-- Begin --

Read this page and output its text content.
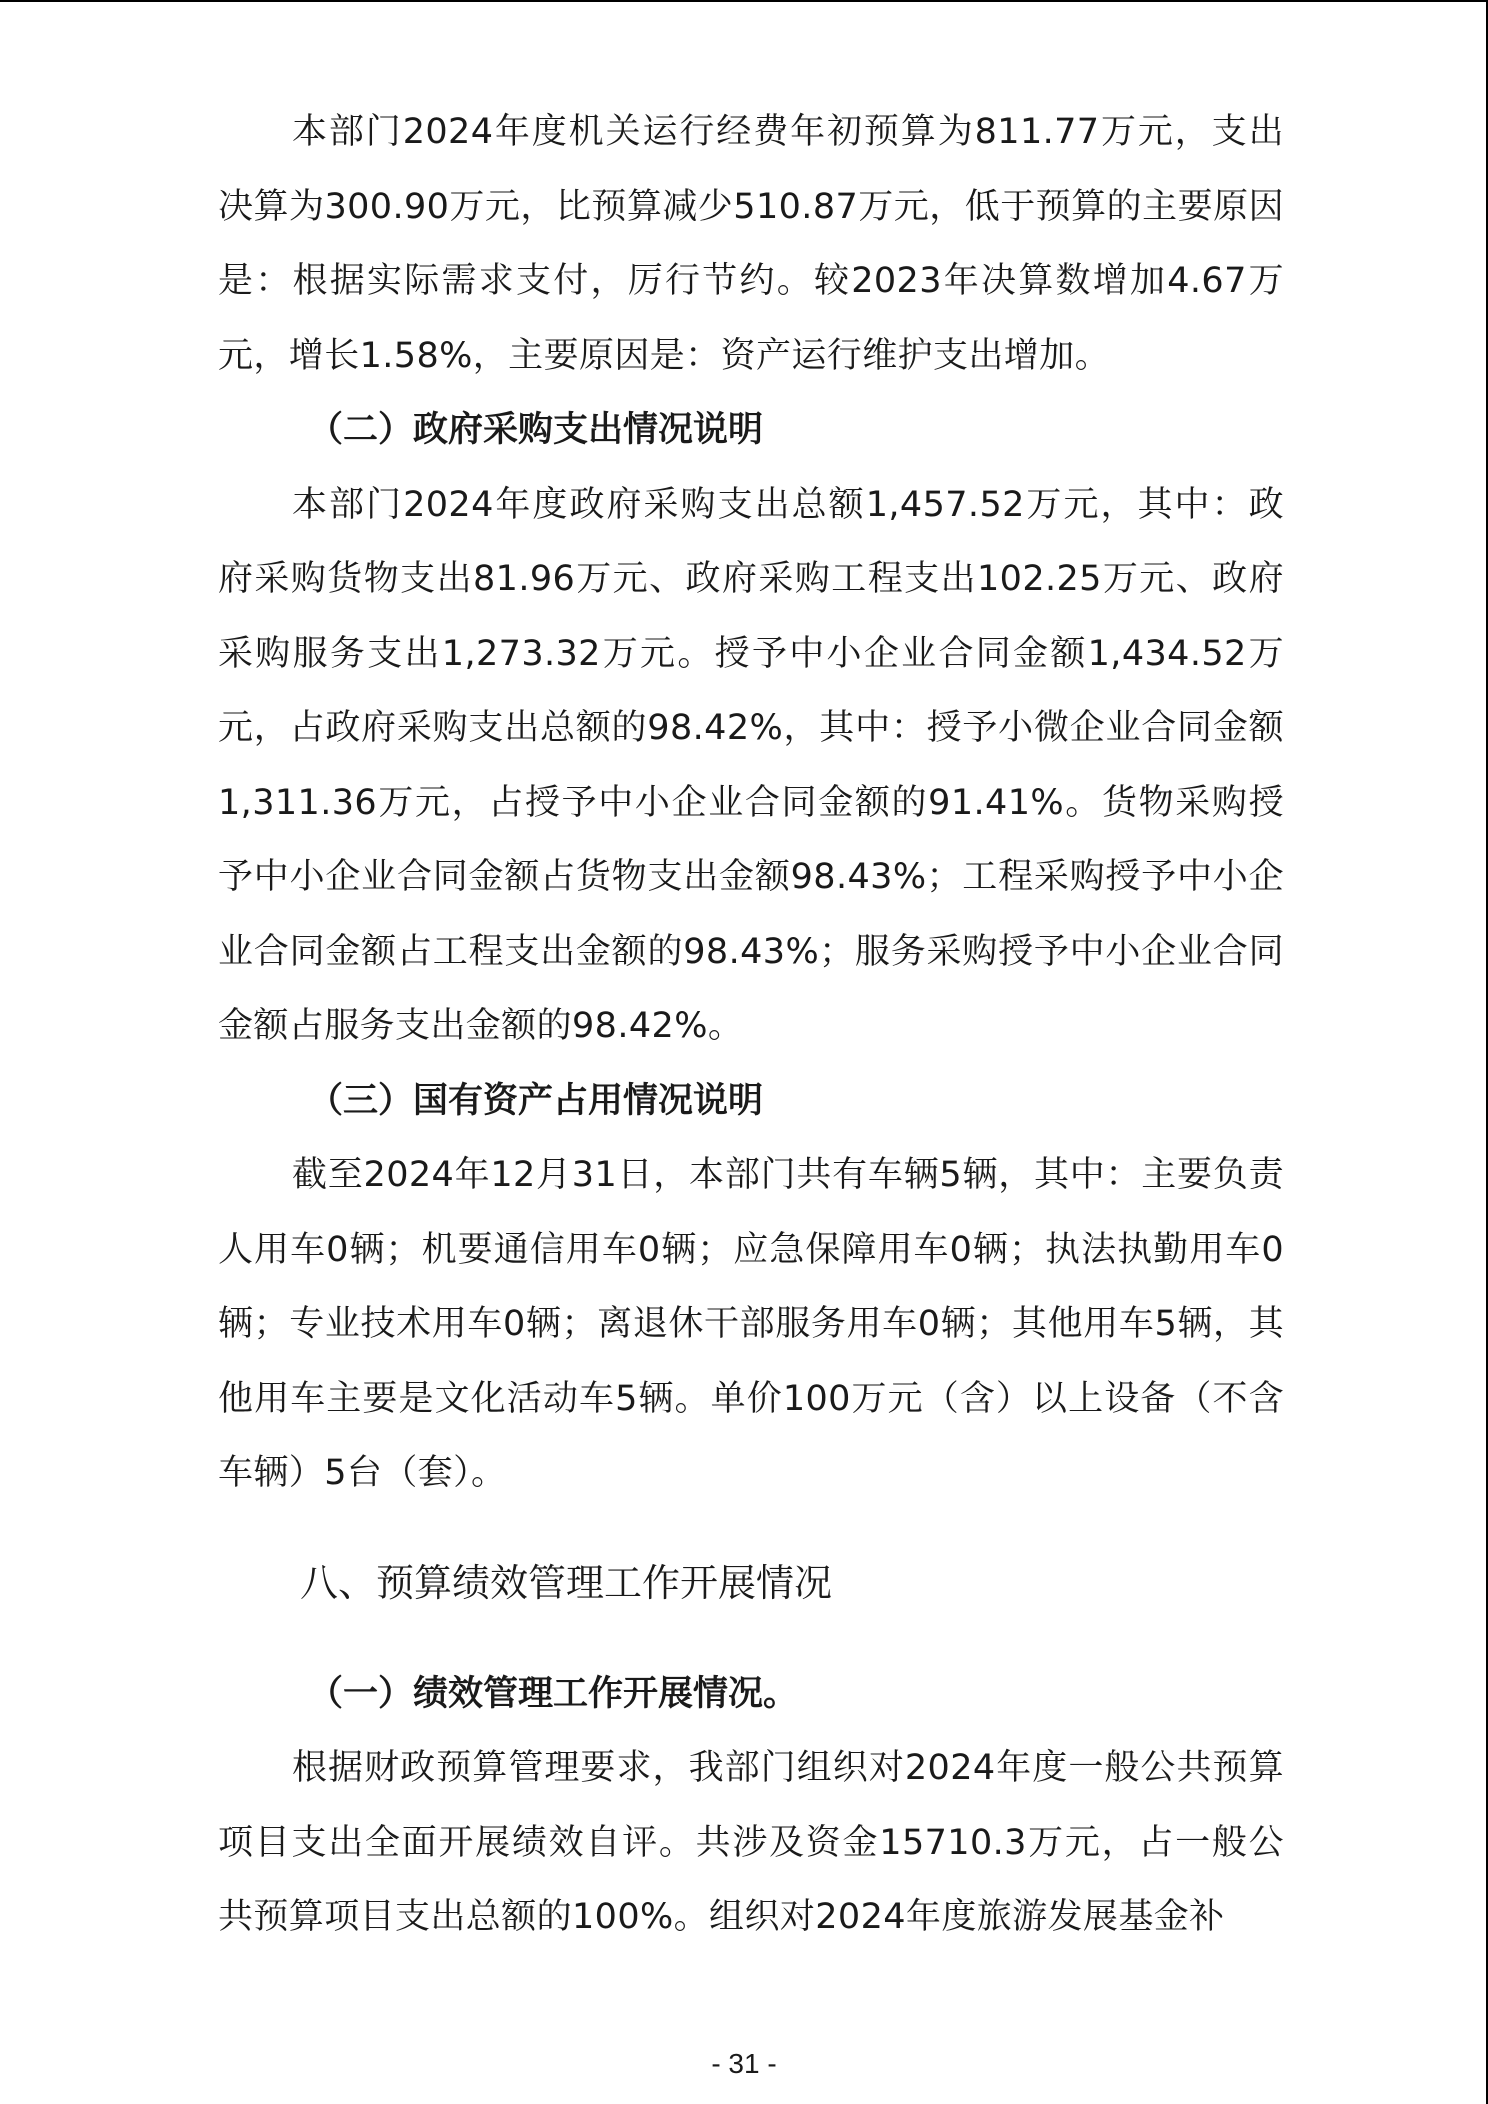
本部门2024年度机关运行经费年初预算为811.77万元，支出决算为300.90万元，比预算减少510.87万元，低于预算的主要原因是：根据实际需求支付，厉行节约。较2023年决算数增加4.67万元，增长1.58%，主要原因是：资产运行维护支出增加。

（二）政府采购支出情况说明

本部门2024年度政府采购支出总额1,457.52万元，其中：政府采购货物支出81.96万元、政府采购工程支出102.25万元、政府采购服务支出1,273.32万元。授予中小企业合同金额1,434.52万元，占政府采购支出总额的98.42%，其中：授予小微企业合同金额1,311.36万元，占授予中小企业合同金额的91.41%。货物采购授予中小企业合同金额占货物支出金额98.43%；工程采购授予中小企业合同金额占工程支出金额的98.43%；服务采购授予中小企业合同金额占服务支出金额的98.42%。

（三）国有资产占用情况说明

截至2024年12月31日，本部门共有车辆5辆，其中：主要负责人用车0辆；机要通信用车0辆；应急保障用车0辆；执法执勤用车0辆；专业技术用车0辆；离退休干部服务用车0辆；其他用车5辆，其他用车主要是文化活动车5辆。单价100万元（含）以上设备（不含车辆）5台（套）。

八、预算绩效管理工作开展情况

（一）绩效管理工作开展情况。

根据财政预算管理要求，我部门组织对2024年度一般公共预算项目支出全面开展绩效自评。共涉及资金15710.3万元，占一般公共预算项目支出总额的100%。组织对2024年度旅游发展基金补

- 31 -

-- End --

__What you should do__:
Transcribe every record above exactly as written, leaving out any pictures.

__Response to the task__:
Read this page and output its text content.
本部门2024年度机关运行经费年初预算为811.77万元，支出决算为300.90万元，比预算减少510.87万元，低于预算的主要原因是：根据实际需求支付，厉行节约。较2023年决算数增加4.67万元，增长1.58%，主要原因是：资产运行维护支出增加。

（二）政府采购支出情况说明

本部门2024年度政府采购支出总额1,457.52万元，其中：政府采购货物支出81.96万元、政府采购工程支出102.25万元、政府采购服务支出1,273.32万元。授予中小企业合同金额1,434.52万元，占政府采购支出总额的98.42%，其中：授予小微企业合同金额1,311.36万元，占授予中小企业合同金额的91.41%。货物采购授予中小企业合同金额占货物支出金额98.43%；工程采购授予中小企业合同金额占工程支出金额的98.43%；服务采购授予中小企业合同金额占服务支出金额的98.42%。

（三）国有资产占用情况说明

截至2024年12月31日，本部门共有车辆5辆，其中：主要负责人用车0辆；机要通信用车0辆；应急保障用车0辆；执法执勤用车0辆；专业技术用车0辆；离退休干部服务用车0辆；其他用车5辆，其他用车主要是文化活动车5辆。单价100万元（含）以上设备（不含车辆）5台（套）。

八、预算绩效管理工作开展情况

（一）绩效管理工作开展情况。

根据财政预算管理要求，我部门组织对2024年度一般公共预算项目支出全面开展绩效自评。共涉及资金15710.3万元，占一般公共预算项目支出总额的100%。组织对2024年度旅游发展基金补

- 31 -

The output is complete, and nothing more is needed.